_The task_
Using the listing below, select the lines with the word "تابع" and copy them.

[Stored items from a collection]
------------------------------------------------------------------------

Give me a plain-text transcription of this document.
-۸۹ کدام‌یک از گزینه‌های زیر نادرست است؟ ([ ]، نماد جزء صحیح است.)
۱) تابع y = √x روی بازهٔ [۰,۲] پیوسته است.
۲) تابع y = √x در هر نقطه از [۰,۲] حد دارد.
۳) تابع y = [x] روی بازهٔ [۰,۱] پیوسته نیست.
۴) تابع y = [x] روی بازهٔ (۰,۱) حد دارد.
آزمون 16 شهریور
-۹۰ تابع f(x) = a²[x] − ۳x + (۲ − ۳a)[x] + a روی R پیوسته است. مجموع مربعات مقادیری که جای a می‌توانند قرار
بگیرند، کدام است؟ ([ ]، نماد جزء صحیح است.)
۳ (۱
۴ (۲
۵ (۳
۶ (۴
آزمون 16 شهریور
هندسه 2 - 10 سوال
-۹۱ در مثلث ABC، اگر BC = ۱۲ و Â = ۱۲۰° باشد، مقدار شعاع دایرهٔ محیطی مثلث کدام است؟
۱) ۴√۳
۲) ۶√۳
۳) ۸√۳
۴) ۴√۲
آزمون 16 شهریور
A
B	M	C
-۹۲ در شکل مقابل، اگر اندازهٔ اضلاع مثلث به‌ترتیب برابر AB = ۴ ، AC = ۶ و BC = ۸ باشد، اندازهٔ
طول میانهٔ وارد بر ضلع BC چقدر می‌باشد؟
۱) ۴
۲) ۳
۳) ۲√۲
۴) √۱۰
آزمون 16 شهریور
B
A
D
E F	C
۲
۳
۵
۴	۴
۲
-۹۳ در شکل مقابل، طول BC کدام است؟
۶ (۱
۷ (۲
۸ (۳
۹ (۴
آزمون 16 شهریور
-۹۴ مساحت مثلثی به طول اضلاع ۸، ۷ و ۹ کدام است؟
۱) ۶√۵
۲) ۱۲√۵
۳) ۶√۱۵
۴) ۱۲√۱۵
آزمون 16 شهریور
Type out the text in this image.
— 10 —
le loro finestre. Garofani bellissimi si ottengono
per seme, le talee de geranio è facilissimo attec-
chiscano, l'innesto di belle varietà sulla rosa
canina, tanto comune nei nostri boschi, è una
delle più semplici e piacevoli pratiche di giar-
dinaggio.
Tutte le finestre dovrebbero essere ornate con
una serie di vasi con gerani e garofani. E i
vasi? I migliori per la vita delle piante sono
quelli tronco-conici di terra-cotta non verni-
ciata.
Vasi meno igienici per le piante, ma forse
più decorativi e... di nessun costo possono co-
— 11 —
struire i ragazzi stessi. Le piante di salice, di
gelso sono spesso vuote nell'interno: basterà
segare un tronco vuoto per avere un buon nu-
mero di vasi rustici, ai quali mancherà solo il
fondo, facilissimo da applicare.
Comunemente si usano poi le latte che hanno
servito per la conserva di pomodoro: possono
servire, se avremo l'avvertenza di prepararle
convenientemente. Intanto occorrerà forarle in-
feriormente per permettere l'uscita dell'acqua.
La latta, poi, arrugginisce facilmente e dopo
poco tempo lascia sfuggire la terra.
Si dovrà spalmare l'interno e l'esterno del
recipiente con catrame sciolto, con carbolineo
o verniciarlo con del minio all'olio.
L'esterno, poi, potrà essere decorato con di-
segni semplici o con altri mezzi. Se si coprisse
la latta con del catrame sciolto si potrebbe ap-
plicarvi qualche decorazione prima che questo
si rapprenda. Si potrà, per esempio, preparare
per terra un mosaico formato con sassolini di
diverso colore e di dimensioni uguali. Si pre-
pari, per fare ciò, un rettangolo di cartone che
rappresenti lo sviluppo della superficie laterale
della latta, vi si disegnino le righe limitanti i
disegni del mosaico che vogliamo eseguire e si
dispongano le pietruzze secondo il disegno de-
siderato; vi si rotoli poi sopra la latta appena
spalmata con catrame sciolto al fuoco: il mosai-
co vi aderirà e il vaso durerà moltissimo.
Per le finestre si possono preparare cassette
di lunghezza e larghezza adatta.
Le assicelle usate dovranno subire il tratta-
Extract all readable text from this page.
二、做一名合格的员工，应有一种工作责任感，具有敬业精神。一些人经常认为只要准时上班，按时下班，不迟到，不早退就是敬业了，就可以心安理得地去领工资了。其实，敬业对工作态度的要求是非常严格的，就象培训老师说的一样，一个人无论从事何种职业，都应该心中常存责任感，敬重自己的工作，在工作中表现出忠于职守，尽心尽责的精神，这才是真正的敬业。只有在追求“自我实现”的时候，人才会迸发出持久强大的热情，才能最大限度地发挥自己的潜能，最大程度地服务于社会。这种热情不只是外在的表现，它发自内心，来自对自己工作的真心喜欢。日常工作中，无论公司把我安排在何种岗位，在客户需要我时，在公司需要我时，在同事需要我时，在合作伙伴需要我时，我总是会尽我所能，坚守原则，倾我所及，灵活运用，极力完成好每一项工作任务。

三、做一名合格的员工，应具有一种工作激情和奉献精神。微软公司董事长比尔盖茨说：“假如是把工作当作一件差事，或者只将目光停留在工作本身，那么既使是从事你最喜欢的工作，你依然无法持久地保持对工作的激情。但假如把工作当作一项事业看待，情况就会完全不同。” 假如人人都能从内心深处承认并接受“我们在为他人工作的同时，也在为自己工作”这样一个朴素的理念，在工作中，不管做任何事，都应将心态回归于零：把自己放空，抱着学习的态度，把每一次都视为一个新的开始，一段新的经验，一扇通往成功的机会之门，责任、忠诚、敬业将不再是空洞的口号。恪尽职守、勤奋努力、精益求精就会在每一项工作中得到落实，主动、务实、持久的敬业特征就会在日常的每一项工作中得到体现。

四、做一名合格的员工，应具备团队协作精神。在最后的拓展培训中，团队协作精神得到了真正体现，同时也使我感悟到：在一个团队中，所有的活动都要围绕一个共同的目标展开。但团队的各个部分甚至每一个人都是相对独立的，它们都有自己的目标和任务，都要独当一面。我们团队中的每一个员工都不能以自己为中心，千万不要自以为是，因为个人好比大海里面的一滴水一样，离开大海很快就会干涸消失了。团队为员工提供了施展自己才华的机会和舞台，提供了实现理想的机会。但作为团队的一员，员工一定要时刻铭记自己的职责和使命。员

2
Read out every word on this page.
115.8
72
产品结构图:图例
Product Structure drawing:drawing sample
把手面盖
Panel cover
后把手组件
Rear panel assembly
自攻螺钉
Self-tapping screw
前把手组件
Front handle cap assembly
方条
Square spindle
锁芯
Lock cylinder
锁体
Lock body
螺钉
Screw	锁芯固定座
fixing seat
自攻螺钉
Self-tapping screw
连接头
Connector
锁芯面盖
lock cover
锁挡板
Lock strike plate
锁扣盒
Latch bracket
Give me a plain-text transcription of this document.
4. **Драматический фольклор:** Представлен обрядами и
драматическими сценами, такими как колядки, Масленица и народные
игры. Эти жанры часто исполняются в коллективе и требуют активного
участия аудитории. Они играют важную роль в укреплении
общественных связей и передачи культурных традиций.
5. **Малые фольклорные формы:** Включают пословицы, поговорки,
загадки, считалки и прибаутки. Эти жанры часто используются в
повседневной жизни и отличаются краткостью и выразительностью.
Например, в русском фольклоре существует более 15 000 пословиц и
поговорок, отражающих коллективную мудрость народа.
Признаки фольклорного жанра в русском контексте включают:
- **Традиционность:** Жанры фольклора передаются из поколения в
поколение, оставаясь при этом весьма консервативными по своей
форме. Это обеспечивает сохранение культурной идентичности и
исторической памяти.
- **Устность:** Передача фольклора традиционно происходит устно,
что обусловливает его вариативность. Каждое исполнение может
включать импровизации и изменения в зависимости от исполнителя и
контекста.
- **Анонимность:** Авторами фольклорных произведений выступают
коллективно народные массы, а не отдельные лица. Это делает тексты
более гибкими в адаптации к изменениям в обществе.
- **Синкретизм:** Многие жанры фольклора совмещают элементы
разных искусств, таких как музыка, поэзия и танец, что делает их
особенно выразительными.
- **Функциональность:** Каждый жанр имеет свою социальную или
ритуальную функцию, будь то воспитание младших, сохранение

------------------------------------------------------------------------

_Task output_
۱) تابع y = √x روی بازهٔ [۰,۲] پیوسته است.
۲) تابع y = √x در هر نقطه از [۰,۲] حد دارد.
۳) تابع y = [x] روی بازهٔ [۰,۱] پیوسته نیست.
۴) تابع y = [x] روی بازهٔ (۰,۱) حد دارد.
-۹۰ تابع f(x) = a²[x] − ۳x + (۲ − ۳a)[x] + a روی R پیوسته است. مجموع مربعات مقادیری که جای a می‌توانند قرار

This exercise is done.